**ROWS:**

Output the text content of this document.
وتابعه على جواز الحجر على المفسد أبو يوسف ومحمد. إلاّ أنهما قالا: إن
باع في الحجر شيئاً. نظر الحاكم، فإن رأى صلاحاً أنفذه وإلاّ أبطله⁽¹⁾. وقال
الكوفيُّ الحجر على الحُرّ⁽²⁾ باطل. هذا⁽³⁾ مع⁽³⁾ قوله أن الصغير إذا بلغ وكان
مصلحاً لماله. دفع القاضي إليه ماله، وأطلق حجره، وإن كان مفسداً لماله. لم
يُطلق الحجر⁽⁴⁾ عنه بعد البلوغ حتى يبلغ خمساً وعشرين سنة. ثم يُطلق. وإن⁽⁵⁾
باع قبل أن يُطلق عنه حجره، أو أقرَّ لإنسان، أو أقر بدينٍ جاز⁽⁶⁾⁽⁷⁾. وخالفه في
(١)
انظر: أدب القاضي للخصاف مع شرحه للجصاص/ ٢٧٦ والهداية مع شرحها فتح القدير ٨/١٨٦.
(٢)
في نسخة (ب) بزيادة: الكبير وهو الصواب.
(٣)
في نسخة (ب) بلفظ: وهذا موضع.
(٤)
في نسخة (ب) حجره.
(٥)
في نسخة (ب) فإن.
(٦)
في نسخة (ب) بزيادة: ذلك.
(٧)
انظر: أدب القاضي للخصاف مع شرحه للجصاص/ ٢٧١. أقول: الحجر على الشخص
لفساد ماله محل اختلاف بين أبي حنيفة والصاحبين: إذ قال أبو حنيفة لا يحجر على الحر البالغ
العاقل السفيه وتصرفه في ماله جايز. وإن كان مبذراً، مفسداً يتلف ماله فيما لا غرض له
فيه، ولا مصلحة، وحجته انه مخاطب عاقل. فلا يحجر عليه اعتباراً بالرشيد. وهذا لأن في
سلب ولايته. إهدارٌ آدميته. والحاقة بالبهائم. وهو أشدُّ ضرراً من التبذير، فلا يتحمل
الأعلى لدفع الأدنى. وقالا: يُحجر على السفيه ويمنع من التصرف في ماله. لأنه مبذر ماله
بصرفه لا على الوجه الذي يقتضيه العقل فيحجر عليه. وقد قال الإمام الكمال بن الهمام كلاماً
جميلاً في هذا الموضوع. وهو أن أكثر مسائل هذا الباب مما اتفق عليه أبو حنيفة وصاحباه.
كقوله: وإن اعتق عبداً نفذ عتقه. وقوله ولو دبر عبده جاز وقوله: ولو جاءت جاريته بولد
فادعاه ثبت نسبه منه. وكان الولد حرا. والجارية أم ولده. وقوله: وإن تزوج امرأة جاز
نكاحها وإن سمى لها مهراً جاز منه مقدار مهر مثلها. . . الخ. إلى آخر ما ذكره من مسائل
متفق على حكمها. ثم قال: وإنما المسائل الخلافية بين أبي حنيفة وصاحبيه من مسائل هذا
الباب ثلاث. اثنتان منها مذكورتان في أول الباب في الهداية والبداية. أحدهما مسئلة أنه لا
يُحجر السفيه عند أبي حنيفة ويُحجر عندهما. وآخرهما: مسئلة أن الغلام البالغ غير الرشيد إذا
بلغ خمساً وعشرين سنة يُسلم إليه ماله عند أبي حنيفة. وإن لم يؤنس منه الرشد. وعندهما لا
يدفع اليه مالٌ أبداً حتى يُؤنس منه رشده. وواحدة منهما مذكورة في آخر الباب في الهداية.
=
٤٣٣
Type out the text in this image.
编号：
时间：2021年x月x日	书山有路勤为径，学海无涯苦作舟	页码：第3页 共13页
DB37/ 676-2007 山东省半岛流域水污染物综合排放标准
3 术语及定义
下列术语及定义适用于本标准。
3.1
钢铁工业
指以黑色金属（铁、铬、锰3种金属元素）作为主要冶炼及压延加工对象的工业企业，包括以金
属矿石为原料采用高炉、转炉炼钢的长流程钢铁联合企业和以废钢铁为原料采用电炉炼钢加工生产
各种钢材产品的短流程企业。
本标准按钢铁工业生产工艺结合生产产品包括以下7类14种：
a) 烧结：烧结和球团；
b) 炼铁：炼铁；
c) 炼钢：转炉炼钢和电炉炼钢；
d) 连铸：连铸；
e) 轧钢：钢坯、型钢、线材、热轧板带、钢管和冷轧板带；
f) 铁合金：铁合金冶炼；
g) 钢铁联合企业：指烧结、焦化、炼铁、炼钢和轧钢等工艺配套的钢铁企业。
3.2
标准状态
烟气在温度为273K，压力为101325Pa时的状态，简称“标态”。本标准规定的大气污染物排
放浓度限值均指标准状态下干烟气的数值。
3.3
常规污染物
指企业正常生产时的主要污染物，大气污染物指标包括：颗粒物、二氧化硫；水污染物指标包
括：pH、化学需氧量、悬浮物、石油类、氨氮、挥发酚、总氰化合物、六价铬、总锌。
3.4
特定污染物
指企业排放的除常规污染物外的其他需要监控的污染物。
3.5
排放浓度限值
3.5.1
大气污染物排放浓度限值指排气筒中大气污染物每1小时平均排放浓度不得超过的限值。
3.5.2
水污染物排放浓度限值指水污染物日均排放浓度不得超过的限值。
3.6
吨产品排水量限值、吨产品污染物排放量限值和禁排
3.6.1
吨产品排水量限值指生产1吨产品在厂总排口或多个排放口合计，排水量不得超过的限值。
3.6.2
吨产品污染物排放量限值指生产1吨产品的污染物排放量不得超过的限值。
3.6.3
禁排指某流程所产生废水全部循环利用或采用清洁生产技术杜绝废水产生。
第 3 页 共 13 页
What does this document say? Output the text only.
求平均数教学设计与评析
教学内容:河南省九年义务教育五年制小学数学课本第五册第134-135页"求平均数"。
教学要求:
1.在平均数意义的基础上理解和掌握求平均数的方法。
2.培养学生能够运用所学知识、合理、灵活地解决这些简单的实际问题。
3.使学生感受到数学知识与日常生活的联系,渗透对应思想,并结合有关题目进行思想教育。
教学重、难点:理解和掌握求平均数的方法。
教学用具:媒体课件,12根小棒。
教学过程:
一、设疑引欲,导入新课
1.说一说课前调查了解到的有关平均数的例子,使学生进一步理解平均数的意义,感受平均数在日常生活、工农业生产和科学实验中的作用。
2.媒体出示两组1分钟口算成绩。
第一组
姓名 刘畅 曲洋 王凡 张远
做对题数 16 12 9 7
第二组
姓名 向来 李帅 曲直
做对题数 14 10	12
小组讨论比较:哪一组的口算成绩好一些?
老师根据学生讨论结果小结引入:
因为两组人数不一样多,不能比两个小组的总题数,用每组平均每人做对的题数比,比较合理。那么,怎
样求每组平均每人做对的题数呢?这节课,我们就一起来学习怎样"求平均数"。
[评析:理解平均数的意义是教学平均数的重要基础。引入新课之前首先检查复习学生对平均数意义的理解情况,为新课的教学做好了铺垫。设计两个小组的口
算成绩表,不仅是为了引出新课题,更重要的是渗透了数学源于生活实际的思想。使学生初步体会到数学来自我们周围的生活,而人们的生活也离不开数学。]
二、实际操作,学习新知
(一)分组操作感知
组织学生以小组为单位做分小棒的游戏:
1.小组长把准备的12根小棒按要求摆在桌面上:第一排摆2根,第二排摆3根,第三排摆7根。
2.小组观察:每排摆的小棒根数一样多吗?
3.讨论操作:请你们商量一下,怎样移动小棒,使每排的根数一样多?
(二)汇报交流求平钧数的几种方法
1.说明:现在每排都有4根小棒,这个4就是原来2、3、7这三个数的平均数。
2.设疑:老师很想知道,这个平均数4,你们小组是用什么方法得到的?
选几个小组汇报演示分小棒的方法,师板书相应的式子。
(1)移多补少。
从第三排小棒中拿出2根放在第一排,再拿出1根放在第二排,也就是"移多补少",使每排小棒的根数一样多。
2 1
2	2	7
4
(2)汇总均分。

**TASK DESCRIPTION:** Return every entry verbatim.

**TASK RESPONSE:**
Output the text content of this document.
وتابعه على جواز الحجر على المفسد أبو يوسف ومحمد. إلاّ أنهما قالا: إن
باع في الحجر شيئاً. نظر الحاكم، فإن رأى صلاحاً أنفذه وإلاّ أبطله⁽¹⁾. وقال
الكوفيُّ الحجر على الحُرّ⁽²⁾ باطل. هذا⁽³⁾ مع⁽³⁾ قوله أن الصغير إذا بلغ وكان
مصلحاً لماله. دفع القاضي إليه ماله، وأطلق حجره، وإن كان مفسداً لماله. لم
يُطلق الحجر⁽⁴⁾ عنه بعد البلوغ حتى يبلغ خمساً وعشرين سنة. ثم يُطلق. وإن⁽⁵⁾
باع قبل أن يُطلق عنه حجره، أو أقرَّ لإنسان، أو أقر بدينٍ جاز⁽⁶⁾⁽⁷⁾. وخالفه في
(١)
انظر: أدب القاضي للخصاف مع شرحه للجصاص/ ٢٧٦ والهداية مع شرحها فتح القدير ٨/١٨٦.
(٢)
في نسخة (ب) بزيادة: الكبير وهو الصواب.
(٣)
في نسخة (ب) بلفظ: وهذا موضع.
(٤)
في نسخة (ب) حجره.
(٥)
في نسخة (ب) فإن.
(٦)
في نسخة (ب) بزيادة: ذلك.
(٧)
انظر: أدب القاضي للخصاف مع شرحه للجصاص/ ٢٧١. أقول: الحجر على الشخص
لفساد ماله محل اختلاف بين أبي حنيفة والصاحبين: إذ قال أبو حنيفة لا يحجر على الحر البالغ
العاقل السفيه وتصرفه في ماله جايز. وإن كان مبذراً، مفسداً يتلف ماله فيما لا غرض له
فيه، ولا مصلحة، وحجته انه مخاطب عاقل. فلا يحجر عليه اعتباراً بالرشيد. وهذا لأن في
سلب ولايته. إهدارٌ آدميته. والحاقة بالبهائم. وهو أشدُّ ضرراً من التبذير، فلا يتحمل
الأعلى لدفع الأدنى. وقالا: يُحجر على السفيه ويمنع من التصرف في ماله. لأنه مبذر ماله
بصرفه لا على الوجه الذي يقتضيه العقل فيحجر عليه. وقد قال الإمام الكمال بن الهمام كلاماً
جميلاً في هذا الموضوع. وهو أن أكثر مسائل هذا الباب مما اتفق عليه أبو حنيفة وصاحباه.
كقوله: وإن اعتق عبداً نفذ عتقه. وقوله ولو دبر عبده جاز وقوله: ولو جاءت جاريته بولد
فادعاه ثبت نسبه منه. وكان الولد حرا. والجارية أم ولده. وقوله: وإن تزوج امرأة جاز
نكاحها وإن سمى لها مهراً جاز منه مقدار مهر مثلها. . . الخ. إلى آخر ما ذكره من مسائل
متفق على حكمها. ثم قال: وإنما المسائل الخلافية بين أبي حنيفة وصاحبيه من مسائل هذا
الباب ثلاث. اثنتان منها مذكورتان في أول الباب في الهداية والبداية. أحدهما مسئلة أنه لا
يُحجر السفيه عند أبي حنيفة ويُحجر عندهما. وآخرهما: مسئلة أن الغلام البالغ غير الرشيد إذا
بلغ خمساً وعشرين سنة يُسلم إليه ماله عند أبي حنيفة. وإن لم يؤنس منه الرشد. وعندهما لا
يدفع اليه مالٌ أبداً حتى يُؤنس منه رشده. وواحدة منهما مذكورة في آخر الباب في الهداية.
=
٤٣٣
Type out the text in this image.
编号：
时间：2021年x月x日	书山有路勤为径，学海无涯苦作舟	页码：第3页 共13页
DB37/ 676-2007 山东省半岛流域水污染物综合排放标准
3 术语及定义
下列术语及定义适用于本标准。
3.1
钢铁工业
指以黑色金属（铁、铬、锰3种金属元素）作为主要冶炼及压延加工对象的工业企业，包括以金
属矿石为原料采用高炉、转炉炼钢的长流程钢铁联合企业和以废钢铁为原料采用电炉炼钢加工生产
各种钢材产品的短流程企业。
本标准按钢铁工业生产工艺结合生产产品包括以下7类14种：
a) 烧结：烧结和球团；
b) 炼铁：炼铁；
c) 炼钢：转炉炼钢和电炉炼钢；
d) 连铸：连铸；
e) 轧钢：钢坯、型钢、线材、热轧板带、钢管和冷轧板带；
f) 铁合金：铁合金冶炼；
g) 钢铁联合企业：指烧结、焦化、炼铁、炼钢和轧钢等工艺配套的钢铁企业。
3.2
标准状态
烟气在温度为273K，压力为101325Pa时的状态，简称“标态”。本标准规定的大气污染物排
放浓度限值均指标准状态下干烟气的数值。
3.3
常规污染物
指企业正常生产时的主要污染物，大气污染物指标包括：颗粒物、二氧化硫；水污染物指标包
括：pH、化学需氧量、悬浮物、石油类、氨氮、挥发酚、总氰化合物、六价铬、总锌。
3.4
特定污染物
指企业排放的除常规污染物外的其他需要监控的污染物。
3.5
排放浓度限值
3.5.1
大气污染物排放浓度限值指排气筒中大气污染物每1小时平均排放浓度不得超过的限值。
3.5.2
水污染物排放浓度限值指水污染物日均排放浓度不得超过的限值。
3.6
吨产品排水量限值、吨产品污染物排放量限值和禁排
3.6.1
吨产品排水量限值指生产1吨产品在厂总排口或多个排放口合计，排水量不得超过的限值。
3.6.2
吨产品污染物排放量限值指生产1吨产品的污染物排放量不得超过的限值。
3.6.3
禁排指某流程所产生废水全部循环利用或采用清洁生产技术杜绝废水产生。
第 3 页 共 13 页
What does this document say? Output the text only.
求平均数教学设计与评析
教学内容:河南省九年义务教育五年制小学数学课本第五册第134-135页"求平均数"。
教学要求:
1.在平均数意义的基础上理解和掌握求平均数的方法。
2.培养学生能够运用所学知识、合理、灵活地解决这些简单的实际问题。
3.使学生感受到数学知识与日常生活的联系,渗透对应思想,并结合有关题目进行思想教育。
教学重、难点:理解和掌握求平均数的方法。
教学用具:媒体课件,12根小棒。
教学过程:
一、设疑引欲,导入新课
1.说一说课前调查了解到的有关平均数的例子,使学生进一步理解平均数的意义,感受平均数在日常生活、工农业生产和科学实验中的作用。
2.媒体出示两组1分钟口算成绩。
第一组
姓名 刘畅 曲洋 王凡 张远
做对题数 16 12 9 7
第二组
姓名 向来 李帅 曲直
做对题数 14 10	12
小组讨论比较:哪一组的口算成绩好一些?
老师根据学生讨论结果小结引入:
因为两组人数不一样多,不能比两个小组的总题数,用每组平均每人做对的题数比,比较合理。那么,怎
样求每组平均每人做对的题数呢?这节课,我们就一起来学习怎样"求平均数"。
[评析:理解平均数的意义是教学平均数的重要基础。引入新课之前首先检查复习学生对平均数意义的理解情况,为新课的教学做好了铺垫。设计两个小组的口
算成绩表,不仅是为了引出新课题,更重要的是渗透了数学源于生活实际的思想。使学生初步体会到数学来自我们周围的生活,而人们的生活也离不开数学。]
二、实际操作,学习新知
(一)分组操作感知
组织学生以小组为单位做分小棒的游戏:
1.小组长把准备的12根小棒按要求摆在桌面上:第一排摆2根,第二排摆3根,第三排摆7根。
2.小组观察:每排摆的小棒根数一样多吗?
3.讨论操作:请你们商量一下,怎样移动小棒,使每排的根数一样多?
(二)汇报交流求平钧数的几种方法
1.说明:现在每排都有4根小棒,这个4就是原来2、3、7这三个数的平均数。
2.设疑:老师很想知道,这个平均数4,你们小组是用什么方法得到的?
选几个小组汇报演示分小棒的方法,师板书相应的式子。
(1)移多补少。
从第三排小棒中拿出2根放在第一排,再拿出1根放在第二排,也就是"移多补少",使每排小棒的根数一样多。
2 1
2	2	7
4
(2)汇总均分。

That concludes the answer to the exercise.